| Aim of the task |
Write out each record below exactly as it appears, with no pictures.

* Start Exercise materials *

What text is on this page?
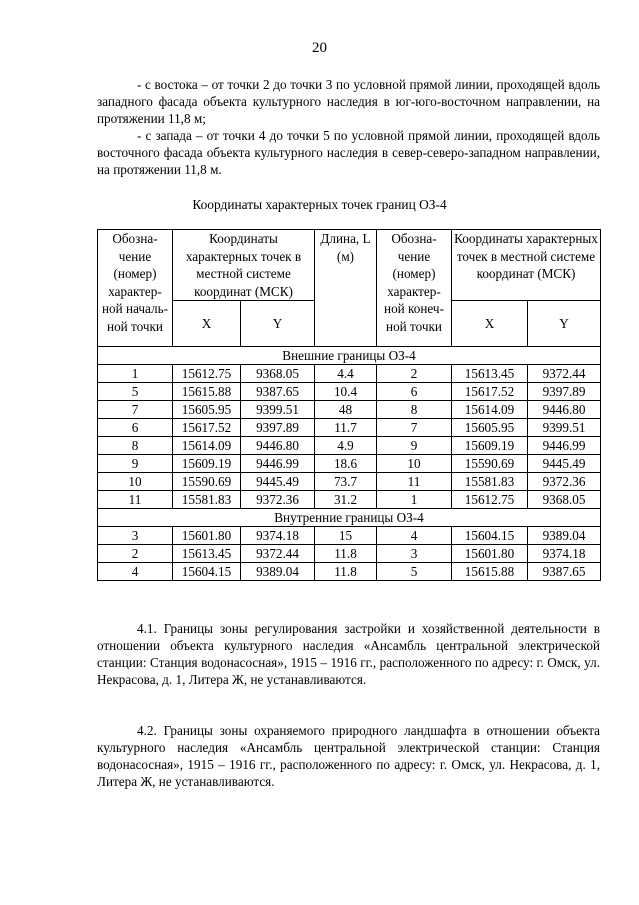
20

- с востока – от точки 2 до точки 3 по условной прямой линии, проходящей вдоль западного фасада объекта культурного наследия в юг-юго-восточном направлении, на протяжении 11,8 м;

- с запада – от точки 4 до точки 5 по условной прямой линии, проходящей вдоль восточного фасада объекта культурного наследия в север-северо-западном направлении, на протяжении 11,8 м.

Координаты характерных точек границ ОЗ-4
Обозна-чение (номер) характер-ной началь-ной точки	Координаты характерных точек в местной системе координат (МСК)		Длина, L (м)	Обозна-чение (номер) характер-ной конеч-ной точки	Координаты характерных точек в местной системе координат (МСК)	
	X	Y			X	Y
Внешние границы ОЗ-4						
1	15612.75	9368.05	4.4	2	15613.45	9372.44
5	15615.88	9387.65	10.4	6	15617.52	9397.89
7	15605.95	9399.51	48	8	15614.09	9446.80
6	15617.52	9397.89	11.7	7	15605.95	9399.51
8	15614.09	9446.80	4.9	9	15609.19	9446.99
9	15609.19	9446.99	18.6	10	15590.69	9445.49
10	15590.69	9445.49	73.7	11	15581.83	9372.36
11	15581.83	9372.36	31.2	1	15612.75	9368.05
Внутренние границы ОЗ-4						
3	15601.80	9374.18	15	4	15604.15	9389.04
2	15613.45	9372.44	11.8	3	15601.80	9374.18
4	15604.15	9389.04	11.8	5	15615.88	9387.65

4.1. Границы зоны регулирования застройки и хозяйственной деятельности в отношении объекта культурного наследия «Ансамбль центральной электрической станции: Станция водонасосная», 1915 – 1916 гг., расположенного по адресу: г. Омск, ул. Некрасова, д. 1, Литера Ж, не устанавливаются.

4.2. Границы зоны охраняемого природного ландшафта в отношении объекта культурного наследия «Ансамбль центральной электрической станции: Станция водонасосная», 1915 – 1916 гг., расположенного по адресу: г. Омск, ул. Некрасова, д. 1, Литера Ж, не устанавливаются.
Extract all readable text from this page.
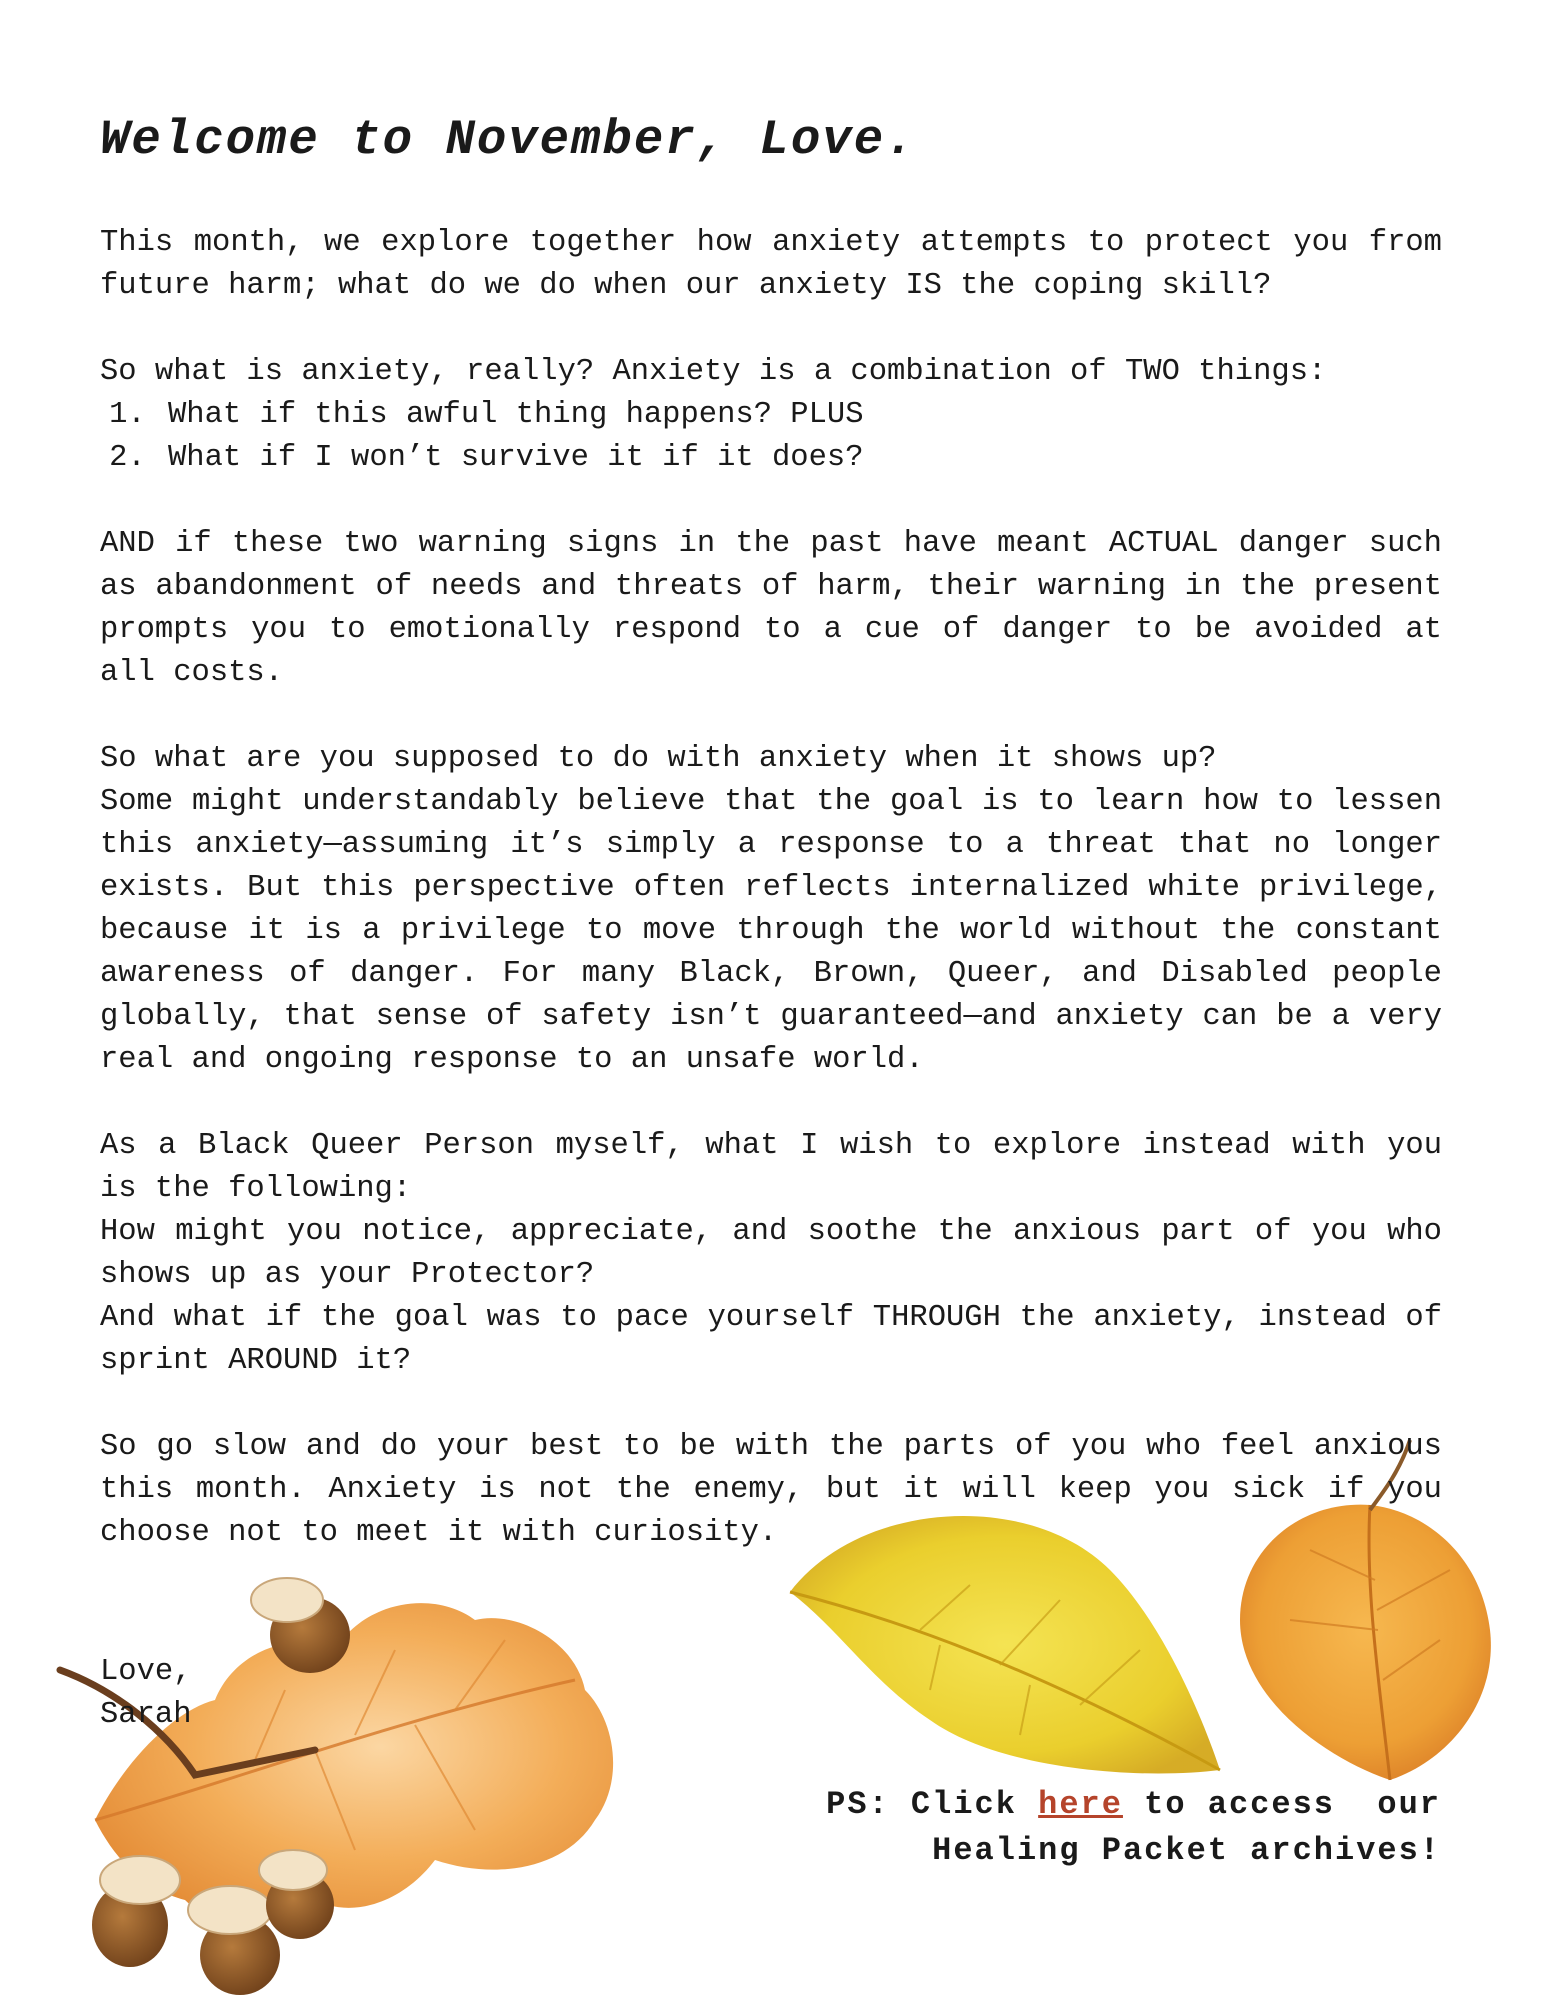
Welcome to November, Love.

This month, we explore together how anxiety attempts to protect you from future harm; what do we do when our anxiety IS the coping skill?

So what is anxiety, really? Anxiety is a combination of TWO things:

1. What if this awful thing happens? PLUS
2. What if I won’t survive it if it does?

AND if these two warning signs in the past have meant ACTUAL danger such as abandonment of needs and threats of harm, their warning in the present prompts you to emotionally respond to a cue of danger to be avoided at all costs.

So what are you supposed to do with anxiety when it shows up?

Some might understandably believe that the goal is to learn how to lessen this anxiety—assuming it’s simply a response to a threat that no longer exists. But this perspective often reflects internalized white privilege, because it is a privilege to move through the world without the constant awareness of danger. For many Black, Brown, Queer, and Disabled people globally, that sense of safety isn’t guaranteed—and anxiety can be a very real and ongoing response to an unsafe world.

As a Black Queer Person myself, what I wish to explore instead with you is the following:

How might you notice, appreciate, and soothe the anxious part of you who shows up as your Protector?

And what if the goal was to pace yourself THROUGH the anxiety, instead of sprint AROUND it?

So go slow and do your best to be with the parts of you who feel anxious this month. Anxiety is not the enemy, but it will keep you sick if you choose not to meet it with curiosity.

Love,
Sarah
PS: Click here to access  our
Healing Packet archives!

* End Exercise materials *

| Solution to this problem |
What text is on this page?
20

- с востока – от точки 2 до точки 3 по условной прямой линии, проходящей вдоль западного фасада объекта культурного наследия в юг-юго-восточном направлении, на протяжении 11,8 м;

- с запада – от точки 4 до точки 5 по условной прямой линии, проходящей вдоль восточного фасада объекта культурного наследия в север-северо-западном направлении, на протяжении 11,8 м.

Координаты характерных точек границ ОЗ-4
Обозна-чение (номер) характер-ной началь-ной точки	Координаты характерных точек в местной системе координат (МСК)		Длина, L (м)	Обозна-чение (номер) характер-ной конеч-ной точки	Координаты характерных точек в местной системе координат (МСК)	
	X	Y			X	Y
Внешние границы ОЗ-4						
1	15612.75	9368.05	4.4	2	15613.45	9372.44
5	15615.88	9387.65	10.4	6	15617.52	9397.89
7	15605.95	9399.51	48	8	15614.09	9446.80
6	15617.52	9397.89	11.7	7	15605.95	9399.51
8	15614.09	9446.80	4.9	9	15609.19	9446.99
9	15609.19	9446.99	18.6	10	15590.69	9445.49
10	15590.69	9445.49	73.7	11	15581.83	9372.36
11	15581.83	9372.36	31.2	1	15612.75	9368.05
Внутренние границы ОЗ-4						
3	15601.80	9374.18	15	4	15604.15	9389.04
2	15613.45	9372.44	11.8	3	15601.80	9374.18
4	15604.15	9389.04	11.8	5	15615.88	9387.65

4.1. Границы зоны регулирования застройки и хозяйственной деятельности в отношении объекта культурного наследия «Ансамбль центральной электрической станции: Станция водонасосная», 1915 – 1916 гг., расположенного по адресу: г. Омск, ул. Некрасова, д. 1, Литера Ж, не устанавливаются.

4.2. Границы зоны охраняемого природного ландшафта в отношении объекта культурного наследия «Ансамбль центральной электрической станции: Станция водонасосная», 1915 – 1916 гг., расположенного по адресу: г. Омск, ул. Некрасова, д. 1, Литера Ж, не устанавливаются.
Extract all readable text from this page.
Welcome to November, Love.

This month, we explore together how anxiety attempts to protect you from future harm; what do we do when our anxiety IS the coping skill?

So what is anxiety, really? Anxiety is a combination of TWO things:

1. What if this awful thing happens? PLUS
2. What if I won’t survive it if it does?

AND if these two warning signs in the past have meant ACTUAL danger such as abandonment of needs and threats of harm, their warning in the present prompts you to emotionally respond to a cue of danger to be avoided at all costs.

So what are you supposed to do with anxiety when it shows up?

Some might understandably believe that the goal is to learn how to lessen this anxiety—assuming it’s simply a response to a threat that no longer exists. But this perspective often reflects internalized white privilege, because it is a privilege to move through the world without the constant awareness of danger. For many Black, Brown, Queer, and Disabled people globally, that sense of safety isn’t guaranteed—and anxiety can be a very real and ongoing response to an unsafe world.

As a Black Queer Person myself, what I wish to explore instead with you is the following:

How might you notice, appreciate, and soothe the anxious part of you who shows up as your Protector?

And what if the goal was to pace yourself THROUGH the anxiety, instead of sprint AROUND it?

So go slow and do your best to be with the parts of you who feel anxious this month. Anxiety is not the enemy, but it will keep you sick if you choose not to meet it with curiosity.

Love,
Sarah
PS: Click here to access  our
Healing Packet archives!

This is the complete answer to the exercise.